* ISTRUZIONI *
**a)** Nel brano sull'autonomia differenziata, come ha giudicato la Corte costituzionale la questione di costituzionalità dell'intera legge?
**b)** Estendi il brano sull'autonomia differenziata partendo dopo l'ultima frase riportata.

* BRANO DA LEGGERE *
--*--

Il dato nuovo è che, alle condizioni poste, la riforma si può realizzare. Rimanere fermi avrebbe un costo elevato

La sinistra parla di una legge «sostanzialmente affossata». Se non addirittura «bombardata». E ha le sue ragioni. Ma esagera quando dice che è «palesemente incostituzionale». Se c’è una cosa certa, infatti, è che la Corte costituzionale «ha ritenuto non fondata la questione di costituzionalità dell’intera legge sull’autonomia differenziata». Punto. Anzi virgola, perché nello stesso capoverso introduttivo del suo documento ufficiale, come si sa, la Corte aggiunge subito dopo di aver considerato illegittime «specifiche disposizioni dello stesso testo legislativo».

A differenza della Sibilla cumana, i giudici costituzionali comunicano usando la punteggiatura: ciò li rende meno enigmatici e aiuta a distinguere il prima dal dopo. La confermata costituzionalità della legge, almeno nel suo involucro, viene dunque prima, e ciò vorrà pur dire qualcosa. Invece, tale aspetto è stato già archiviato, come se si trattasse di un fatto scontato. Ma che le quattro regioni ricorrenti avessero posto la bocciatura totale in cima alle loro eccezioni, vedendosela poi respinta, smentisce questa ipotesi. In più, la non incostituzionalità merita attenzione anche per un’altra ragione: per il contesto polemico in cui si è palesata. Per molti che la contestano, l’autonomia regionale è un concetto anacronistico, soprattutto in tempi di Unione europea. Per altri, una minoranza, si dovrebbe invece ritenere «incostituzionale» persino il Titolo V della Costituzione, che la prevede.

--*--

* MATERIALE FORNITO *
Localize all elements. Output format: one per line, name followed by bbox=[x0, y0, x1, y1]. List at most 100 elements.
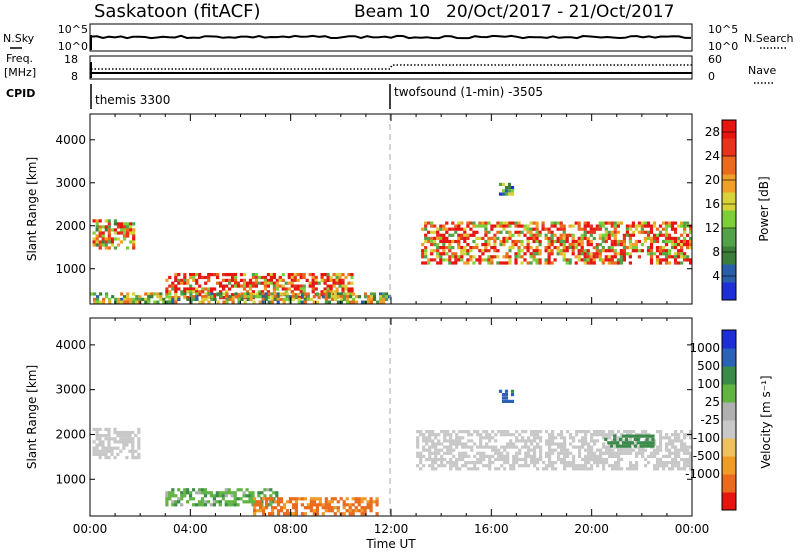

--*--

* SOLUZIONI *
**a)** L'ha ritenuta non fondata.

**b)**
Un’idea diffusa è anche che le regioni debbano essere incluse tra le principali cause della crisi italiana, e che dovrebbero semmai essere ridimensionate o abolite, non potenziate. Senza contare chi pensa che il pluralismo istituzionale sia un lusso al momento insostenibile e che a bilanciare il centralismo dello Stato possano bastare gli ottomila comuni italiani.




















































Attraverso la censura rilevante della legge e, ancor più, con la legittimazione del processo autonomistico, è come se la Corte avesse preso in considerazione e problematizzato questi orientamenti. Con le indicazioni già preannunciate, e ancor di più con le motivazioni della sentenza previste per dicembre, ha tuttavia indicato come procedere senza deragliare. Se c’è un debito buono, alla Draghi, per intenderci, ora c’è anche la possibilità di un’Autonomia buona. E se la direzione di marcia è finalmente chiara ed è quella – sottovalutata dal governo – della centralità del parlamento, del decentramento di funzioni e non di intere competenze ministeriali, e dei principi di sussidiarietà, solidarietà ed efficienza, non si capisce perché l’opposizione non dovrebbe accettare la sfida e a sua volta rilanciarla. Sarebbe forse più consono allo spirito della Costituzione vigente lasciare tutto così com’è, sulla scia di quanto si è fatto per oltre venti anni dalla riforma del Titolo V?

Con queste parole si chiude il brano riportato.